::: Supplied data

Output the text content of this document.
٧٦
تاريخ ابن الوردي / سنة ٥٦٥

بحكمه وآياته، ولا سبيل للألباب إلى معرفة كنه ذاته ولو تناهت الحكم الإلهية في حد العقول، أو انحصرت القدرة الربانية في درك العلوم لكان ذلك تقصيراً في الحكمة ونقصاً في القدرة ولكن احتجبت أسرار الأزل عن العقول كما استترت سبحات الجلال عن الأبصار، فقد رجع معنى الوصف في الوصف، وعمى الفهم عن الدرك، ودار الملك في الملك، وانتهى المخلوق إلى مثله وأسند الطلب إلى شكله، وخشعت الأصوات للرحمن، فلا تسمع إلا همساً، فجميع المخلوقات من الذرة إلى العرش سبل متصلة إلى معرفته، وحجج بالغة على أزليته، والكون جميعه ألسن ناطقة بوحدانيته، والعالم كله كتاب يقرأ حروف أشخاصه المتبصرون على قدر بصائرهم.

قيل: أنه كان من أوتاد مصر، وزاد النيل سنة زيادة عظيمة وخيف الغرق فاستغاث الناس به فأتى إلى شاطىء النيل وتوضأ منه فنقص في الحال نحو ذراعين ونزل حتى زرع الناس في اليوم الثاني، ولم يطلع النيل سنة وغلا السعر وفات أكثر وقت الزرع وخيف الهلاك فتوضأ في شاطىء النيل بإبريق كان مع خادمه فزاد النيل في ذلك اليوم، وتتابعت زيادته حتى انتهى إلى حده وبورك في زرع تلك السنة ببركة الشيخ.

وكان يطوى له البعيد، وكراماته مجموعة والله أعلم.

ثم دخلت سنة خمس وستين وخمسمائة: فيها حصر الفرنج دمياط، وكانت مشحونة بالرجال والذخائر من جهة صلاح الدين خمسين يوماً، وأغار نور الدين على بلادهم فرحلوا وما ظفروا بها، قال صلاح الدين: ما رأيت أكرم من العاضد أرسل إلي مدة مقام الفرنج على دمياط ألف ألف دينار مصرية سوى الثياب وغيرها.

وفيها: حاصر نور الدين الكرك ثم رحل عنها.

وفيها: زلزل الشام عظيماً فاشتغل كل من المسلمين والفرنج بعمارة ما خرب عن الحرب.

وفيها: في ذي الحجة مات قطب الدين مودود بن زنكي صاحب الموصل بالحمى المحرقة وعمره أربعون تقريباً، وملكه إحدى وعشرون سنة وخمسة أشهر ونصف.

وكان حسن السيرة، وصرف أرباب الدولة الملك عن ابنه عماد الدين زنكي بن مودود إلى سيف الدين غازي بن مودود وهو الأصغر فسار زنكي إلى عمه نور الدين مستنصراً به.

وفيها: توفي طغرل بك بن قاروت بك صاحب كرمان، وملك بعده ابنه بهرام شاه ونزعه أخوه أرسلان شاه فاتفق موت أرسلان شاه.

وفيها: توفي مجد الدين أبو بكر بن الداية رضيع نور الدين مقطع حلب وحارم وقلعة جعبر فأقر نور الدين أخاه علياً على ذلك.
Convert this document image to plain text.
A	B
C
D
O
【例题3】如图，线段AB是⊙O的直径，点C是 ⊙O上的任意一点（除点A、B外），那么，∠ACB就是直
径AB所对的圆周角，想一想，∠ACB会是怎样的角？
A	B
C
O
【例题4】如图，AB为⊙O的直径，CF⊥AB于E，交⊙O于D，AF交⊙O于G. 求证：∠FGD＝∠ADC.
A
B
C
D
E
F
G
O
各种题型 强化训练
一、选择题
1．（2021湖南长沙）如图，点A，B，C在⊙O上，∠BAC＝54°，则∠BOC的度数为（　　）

::::::

## Stated problem
Copy all of the data exactly.

## Answer to this task
Output the text content of this document.
٧٦
تاريخ ابن الوردي / سنة ٥٦٥

بحكمه وآياته، ولا سبيل للألباب إلى معرفة كنه ذاته ولو تناهت الحكم الإلهية في حد العقول، أو انحصرت القدرة الربانية في درك العلوم لكان ذلك تقصيراً في الحكمة ونقصاً في القدرة ولكن احتجبت أسرار الأزل عن العقول كما استترت سبحات الجلال عن الأبصار، فقد رجع معنى الوصف في الوصف، وعمى الفهم عن الدرك، ودار الملك في الملك، وانتهى المخلوق إلى مثله وأسند الطلب إلى شكله، وخشعت الأصوات للرحمن، فلا تسمع إلا همساً، فجميع المخلوقات من الذرة إلى العرش سبل متصلة إلى معرفته، وحجج بالغة على أزليته، والكون جميعه ألسن ناطقة بوحدانيته، والعالم كله كتاب يقرأ حروف أشخاصه المتبصرون على قدر بصائرهم.

قيل: أنه كان من أوتاد مصر، وزاد النيل سنة زيادة عظيمة وخيف الغرق فاستغاث الناس به فأتى إلى شاطىء النيل وتوضأ منه فنقص في الحال نحو ذراعين ونزل حتى زرع الناس في اليوم الثاني، ولم يطلع النيل سنة وغلا السعر وفات أكثر وقت الزرع وخيف الهلاك فتوضأ في شاطىء النيل بإبريق كان مع خادمه فزاد النيل في ذلك اليوم، وتتابعت زيادته حتى انتهى إلى حده وبورك في زرع تلك السنة ببركة الشيخ.

وكان يطوى له البعيد، وكراماته مجموعة والله أعلم.

ثم دخلت سنة خمس وستين وخمسمائة: فيها حصر الفرنج دمياط، وكانت مشحونة بالرجال والذخائر من جهة صلاح الدين خمسين يوماً، وأغار نور الدين على بلادهم فرحلوا وما ظفروا بها، قال صلاح الدين: ما رأيت أكرم من العاضد أرسل إلي مدة مقام الفرنج على دمياط ألف ألف دينار مصرية سوى الثياب وغيرها.

وفيها: حاصر نور الدين الكرك ثم رحل عنها.

وفيها: زلزل الشام عظيماً فاشتغل كل من المسلمين والفرنج بعمارة ما خرب عن الحرب.

وفيها: في ذي الحجة مات قطب الدين مودود بن زنكي صاحب الموصل بالحمى المحرقة وعمره أربعون تقريباً، وملكه إحدى وعشرون سنة وخمسة أشهر ونصف.

وكان حسن السيرة، وصرف أرباب الدولة الملك عن ابنه عماد الدين زنكي بن مودود إلى سيف الدين غازي بن مودود وهو الأصغر فسار زنكي إلى عمه نور الدين مستنصراً به.

وفيها: توفي طغرل بك بن قاروت بك صاحب كرمان، وملك بعده ابنه بهرام شاه ونزعه أخوه أرسلان شاه فاتفق موت أرسلان شاه.

وفيها: توفي مجد الدين أبو بكر بن الداية رضيع نور الدين مقطع حلب وحارم وقلعة جعبر فأقر نور الدين أخاه علياً على ذلك.
Convert this document image to plain text.
A	B
C
D
O
【例题3】如图，线段AB是⊙O的直径，点C是 ⊙O上的任意一点（除点A、B外），那么，∠ACB就是直
径AB所对的圆周角，想一想，∠ACB会是怎样的角？
A	B
C
O
【例题4】如图，AB为⊙O的直径，CF⊥AB于E，交⊙O于D，AF交⊙O于G. 求证：∠FGD＝∠ADC.
A
B
C
D
E
F
G
O
各种题型 强化训练
一、选择题
1．（2021湖南长沙）如图，点A，B，C在⊙O上，∠BAC＝54°，则∠BOC的度数为（　　）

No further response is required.